Dataset items:
++++++++++++++++++++
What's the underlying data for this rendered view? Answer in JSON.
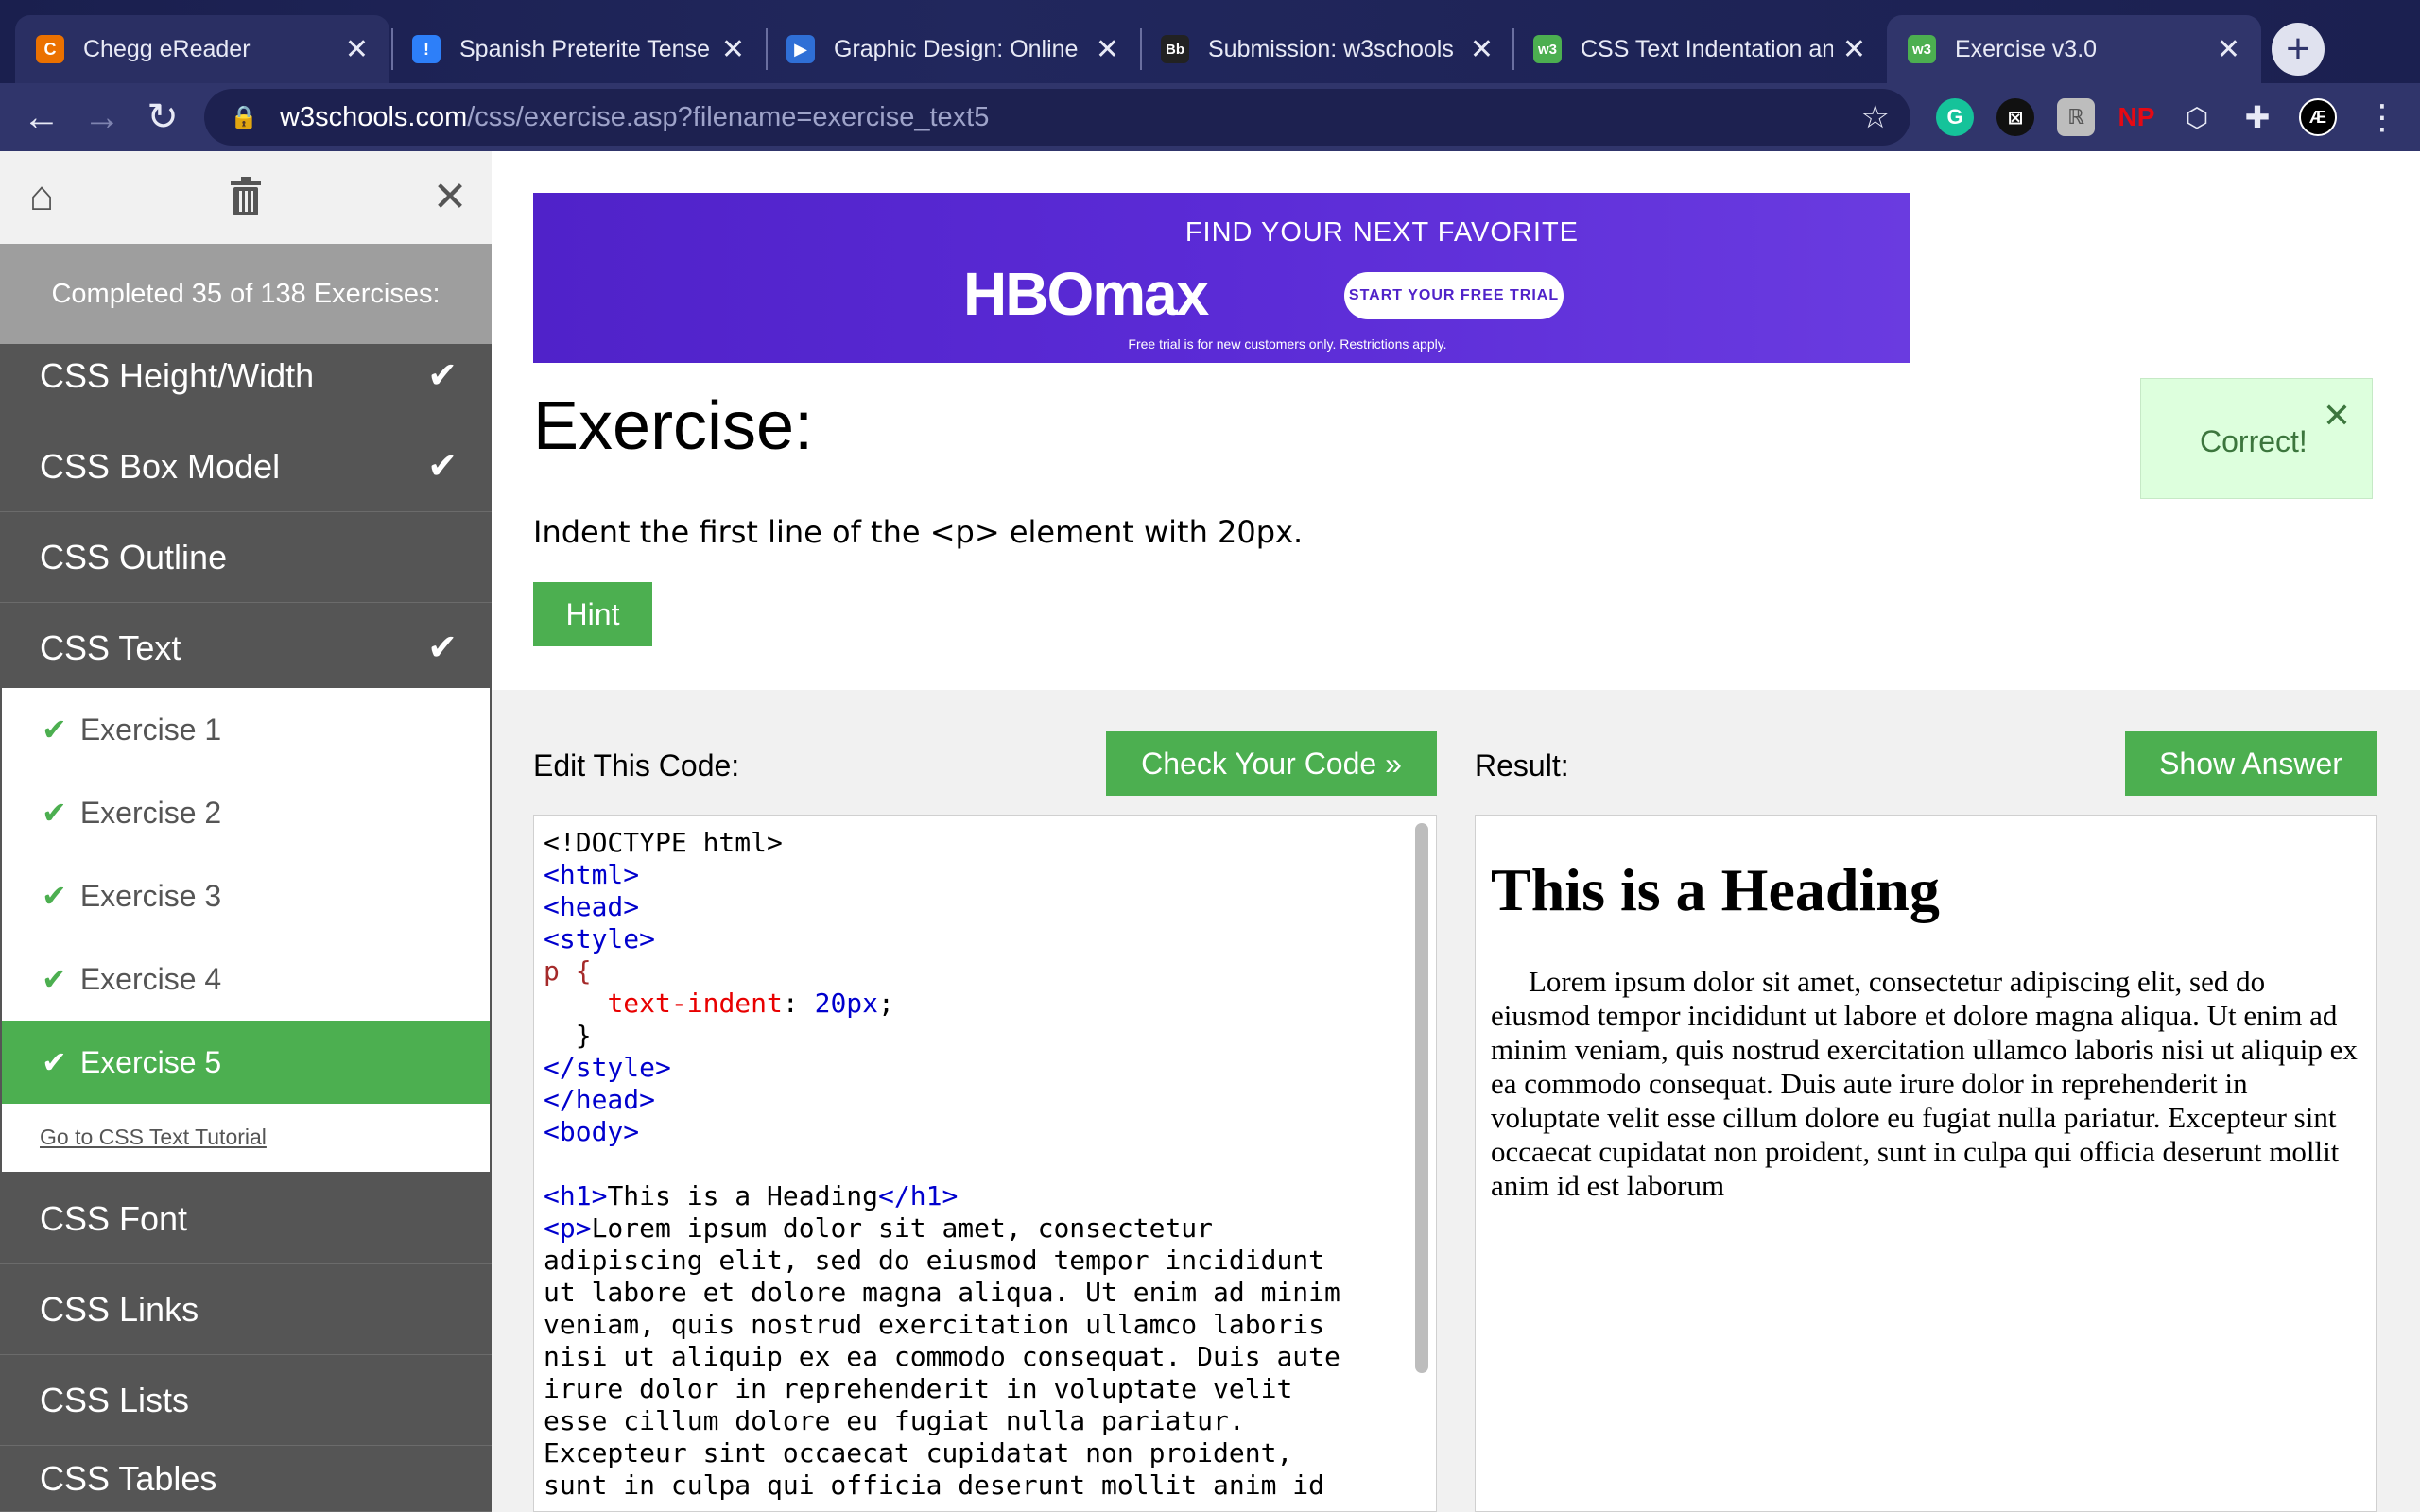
{
  "browser": {
    "tabs": [
      {
        "title": "Chegg eReader",
        "favicon": "C",
        "favicon_color": "#eb7100"
      },
      {
        "title": "Spanish Preterite Tense",
        "favicon": "!",
        "favicon_color": "#2d7ff9"
      },
      {
        "title": "Graphic Design: Online",
        "favicon": "▶",
        "favicon_color": "#2f6fd6"
      },
      {
        "title": "Submission: w3schools",
        "favicon": "Bb",
        "favicon_color": "#222222"
      },
      {
        "title": "CSS Text Indentation an",
        "favicon": "w3",
        "favicon_color": "#4caf50"
      },
      {
        "title": "Exercise v3.0",
        "favicon": "w3",
        "favicon_color": "#4caf50"
      }
    ],
    "url_host": "w3schools.com",
    "url_path": "/css/exercise.asp?filename=exercise_text5",
    "extensions": [
      "G",
      "⊠",
      "ℝ",
      "NP",
      "⬡",
      "✚",
      "Æ"
    ]
  },
  "sidebar": {
    "progress": "Completed 35 of 138 Exercises:",
    "topics_top": [
      {
        "label": "CSS Height/Width",
        "done": "✔"
      },
      {
        "label": "CSS Box Model",
        "done": "✔"
      },
      {
        "label": "CSS Outline",
        "done": ""
      },
      {
        "label": "CSS Text",
        "done": "✔"
      }
    ],
    "subitems": [
      {
        "label": "Exercise 1"
      },
      {
        "label": "Exercise 2"
      },
      {
        "label": "Exercise 3"
      },
      {
        "label": "Exercise 4"
      },
      {
        "label": "Exercise 5"
      }
    ],
    "tutorial_link": "Go to CSS Text Tutorial",
    "topics_bottom": [
      {
        "label": "CSS Font"
      },
      {
        "label": "CSS Links"
      },
      {
        "label": "CSS Lists"
      },
      {
        "label": "CSS Tables"
      }
    ]
  },
  "ad": {
    "line1": "FIND YOUR NEXT FAVORITE",
    "logo": "HBOmax",
    "cta": "START YOUR FREE TRIAL",
    "fine": "Free trial is for new customers only. Restrictions apply."
  },
  "exercise": {
    "title": "Exercise:",
    "description": "Indent the first line of the <p> element with 20px.",
    "hint": "Hint",
    "correct": "Correct!",
    "edit_label": "Edit This Code:",
    "check_button": "Check Your Code »",
    "result_label": "Result:",
    "answer_button": "Show Answer"
  },
  "code": {
    "doctype": "<!DOCTYPE html>",
    "html_open": "<html>",
    "head_open": "<head>",
    "style_open": "<style>",
    "selector": "p {",
    "prop": "text-indent",
    "value": "20px",
    "close_brace": "}",
    "style_close": "</style>",
    "head_close": "</head>",
    "body_open": "<body>",
    "h1_open": "<h1>",
    "h1_text": "This is a Heading",
    "h1_close": "</h1>",
    "p_open": "<p>",
    "p_lines": [
      "Lorem ipsum dolor sit amet, consectetur",
      "adipiscing elit, sed do eiusmod tempor incididunt",
      "ut labore et dolore magna aliqua. Ut enim ad minim",
      "veniam, quis nostrud exercitation ullamco laboris",
      "nisi ut aliquip ex ea commodo consequat. Duis aute",
      "irure dolor in reprehenderit in voluptate velit",
      "esse cillum dolore eu fugiat nulla pariatur.",
      "Excepteur sint occaecat cupidatat non proident,",
      "sunt in culpa qui officia deserunt mollit anim id"
    ]
  },
  "result": {
    "heading": "This is a Heading",
    "paragraph": "Lorem ipsum dolor sit amet, consectetur adipiscing elit, sed do eiusmod tempor incididunt ut labore et dolore magna aliqua. Ut enim ad minim veniam, quis nostrud exercitation ullamco laboris nisi ut aliquip ex ea commodo consequat. Duis aute irure dolor in reprehenderit in voluptate velit esse cillum dolore eu fugiat nulla pariatur. Excepteur sint occaecat cupidatat non proident, sunt in culpa qui officia deserunt mollit anim id est laborum"
  }
}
++++++++++++++++++++
### PROBLEM STATEMENT
Every entry above should be duplicated exactly. Do not include the images.

### TASK SOLUTION
What's the underlying data for this rendered view? Answer in JSON.
{
  "browser": {
    "tabs": [
      {
        "title": "Chegg eReader",
        "favicon": "C",
        "favicon_color": "#eb7100"
      },
      {
        "title": "Spanish Preterite Tense",
        "favicon": "!",
        "favicon_color": "#2d7ff9"
      },
      {
        "title": "Graphic Design: Online",
        "favicon": "▶",
        "favicon_color": "#2f6fd6"
      },
      {
        "title": "Submission: w3schools",
        "favicon": "Bb",
        "favicon_color": "#222222"
      },
      {
        "title": "CSS Text Indentation an",
        "favicon": "w3",
        "favicon_color": "#4caf50"
      },
      {
        "title": "Exercise v3.0",
        "favicon": "w3",
        "favicon_color": "#4caf50"
      }
    ],
    "url_host": "w3schools.com",
    "url_path": "/css/exercise.asp?filename=exercise_text5",
    "extensions": [
      "G",
      "⊠",
      "ℝ",
      "NP",
      "⬡",
      "✚",
      "Æ"
    ]
  },
  "sidebar": {
    "progress": "Completed 35 of 138 Exercises:",
    "topics_top": [
      {
        "label": "CSS Height/Width",
        "done": "✔"
      },
      {
        "label": "CSS Box Model",
        "done": "✔"
      },
      {
        "label": "CSS Outline",
        "done": ""
      },
      {
        "label": "CSS Text",
        "done": "✔"
      }
    ],
    "subitems": [
      {
        "label": "Exercise 1"
      },
      {
        "label": "Exercise 2"
      },
      {
        "label": "Exercise 3"
      },
      {
        "label": "Exercise 4"
      },
      {
        "label": "Exercise 5"
      }
    ],
    "tutorial_link": "Go to CSS Text Tutorial",
    "topics_bottom": [
      {
        "label": "CSS Font"
      },
      {
        "label": "CSS Links"
      },
      {
        "label": "CSS Lists"
      },
      {
        "label": "CSS Tables"
      }
    ]
  },
  "ad": {
    "line1": "FIND YOUR NEXT FAVORITE",
    "logo": "HBOmax",
    "cta": "START YOUR FREE TRIAL",
    "fine": "Free trial is for new customers only. Restrictions apply."
  },
  "exercise": {
    "title": "Exercise:",
    "description": "Indent the first line of the <p> element with 20px.",
    "hint": "Hint",
    "correct": "Correct!",
    "edit_label": "Edit This Code:",
    "check_button": "Check Your Code »",
    "result_label": "Result:",
    "answer_button": "Show Answer"
  },
  "code": {
    "doctype": "<!DOCTYPE html>",
    "html_open": "<html>",
    "head_open": "<head>",
    "style_open": "<style>",
    "selector": "p {",
    "prop": "text-indent",
    "value": "20px",
    "close_brace": "}",
    "style_close": "</style>",
    "head_close": "</head>",
    "body_open": "<body>",
    "h1_open": "<h1>",
    "h1_text": "This is a Heading",
    "h1_close": "</h1>",
    "p_open": "<p>",
    "p_lines": [
      "Lorem ipsum dolor sit amet, consectetur",
      "adipiscing elit, sed do eiusmod tempor incididunt",
      "ut labore et dolore magna aliqua. Ut enim ad minim",
      "veniam, quis nostrud exercitation ullamco laboris",
      "nisi ut aliquip ex ea commodo consequat. Duis aute",
      "irure dolor in reprehenderit in voluptate velit",
      "esse cillum dolore eu fugiat nulla pariatur.",
      "Excepteur sint occaecat cupidatat non proident,",
      "sunt in culpa qui officia deserunt mollit anim id"
    ]
  },
  "result": {
    "heading": "This is a Heading",
    "paragraph": "Lorem ipsum dolor sit amet, consectetur adipiscing elit, sed do eiusmod tempor incididunt ut labore et dolore magna aliqua. Ut enim ad minim veniam, quis nostrud exercitation ullamco laboris nisi ut aliquip ex ea commodo consequat. Duis aute irure dolor in reprehenderit in voluptate velit esse cillum dolore eu fugiat nulla pariatur. Excepteur sint occaecat cupidatat non proident, sunt in culpa qui officia deserunt mollit anim id est laborum"
  }
}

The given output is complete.